• Text under study:
Ross C. Laxton, Lawrence Doey, Miren Aizpurua, Istvan Bodi, Andrew King, Chris Chandler, Ranj Bhangoo, Ron Beaney, Lucy Brazil, Keyoumars Ashkan and Safa Al-Sarraj
Background: MGMT methylation, along with 1p/19q co-deletion and IDH1 mutation, is an important biomarker in high grade gliomas. MGMT methylation indicates an improved response to temozolomide chemotherapy; patients with 1p/19q co-deleted anaplastic oligodendrogliomas benefit preferentially from adjuvant chemotherapy. Pyrosequencing is a method that allows the level of MGMT methylation to be measured in a quantitative manner.
Aim: To compare the mean MGMT promoter methylation level of high grade gliomas and correlate it with other clinical parameters and markers including 1p/19q co-deletion and mutation to IDH1or IDH2.

• Record set:
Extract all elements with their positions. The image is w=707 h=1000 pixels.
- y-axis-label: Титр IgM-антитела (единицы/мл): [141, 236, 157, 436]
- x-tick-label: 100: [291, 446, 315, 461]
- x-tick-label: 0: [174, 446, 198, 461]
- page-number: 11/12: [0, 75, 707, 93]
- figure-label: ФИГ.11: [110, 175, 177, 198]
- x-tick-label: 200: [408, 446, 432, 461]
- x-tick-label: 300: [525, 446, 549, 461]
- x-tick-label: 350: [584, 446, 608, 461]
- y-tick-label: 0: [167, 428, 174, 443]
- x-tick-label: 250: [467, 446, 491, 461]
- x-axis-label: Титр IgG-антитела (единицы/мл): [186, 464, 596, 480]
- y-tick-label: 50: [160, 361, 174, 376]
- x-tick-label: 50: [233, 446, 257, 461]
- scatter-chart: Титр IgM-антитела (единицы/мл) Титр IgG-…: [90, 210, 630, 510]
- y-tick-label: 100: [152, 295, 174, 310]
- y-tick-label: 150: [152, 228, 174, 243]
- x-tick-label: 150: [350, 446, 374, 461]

• Tasks to perform:
a) Answer these questions about the MGMT abstract, giving each answer on its own line with the same label:
(i) Which method allows the level of MGMT methylation to be measured quantitatively?
(ii) To which chemotherapy does MGMT methylation indicate an improved response?
(iii) Besides 1p/19q co-deletion, which mutation does the stated aim name as a marker to correlate with methylation level?
b) Return a passage from the MGMT abstract word for word. Begin at the words "Ross C. Laxton, Lawrence" and stop after "to IDH1or IDH2.".

• Task results:
a)
(i) Pyrosequencing
(ii) Temozolomide
(iii) Mutation to IDH1 or IDH2

b)
Ross C. Laxton, Lawrence Doey, Miren Aizpurua, Istvan Bodi, Andrew King, Chris Chandler, Ranj Bhangoo, Ron Beaney, Lucy Brazil, Keyoumars Ashkan and Safa Al-Sarraj
Background: MGMT methylation, along with 1p/19q co-deletion and IDH1 mutation, is an important biomarker in high grade gliomas. MGMT methylation indicates an improved response to temozolomide chemotherapy; patients with 1p/19q co-deleted anaplastic oligodendrogliomas benefit preferentially from adjuvant chemotherapy. Pyrosequencing is a method that allows the level of MGMT methylation to be measured in a quantitative manner.
Aim: To compare the mean MGMT promoter methylation level of high grade gliomas and correlate it with other clinical parameters and markers including 1p/19q co-deletion and mutation to IDH1or IDH2.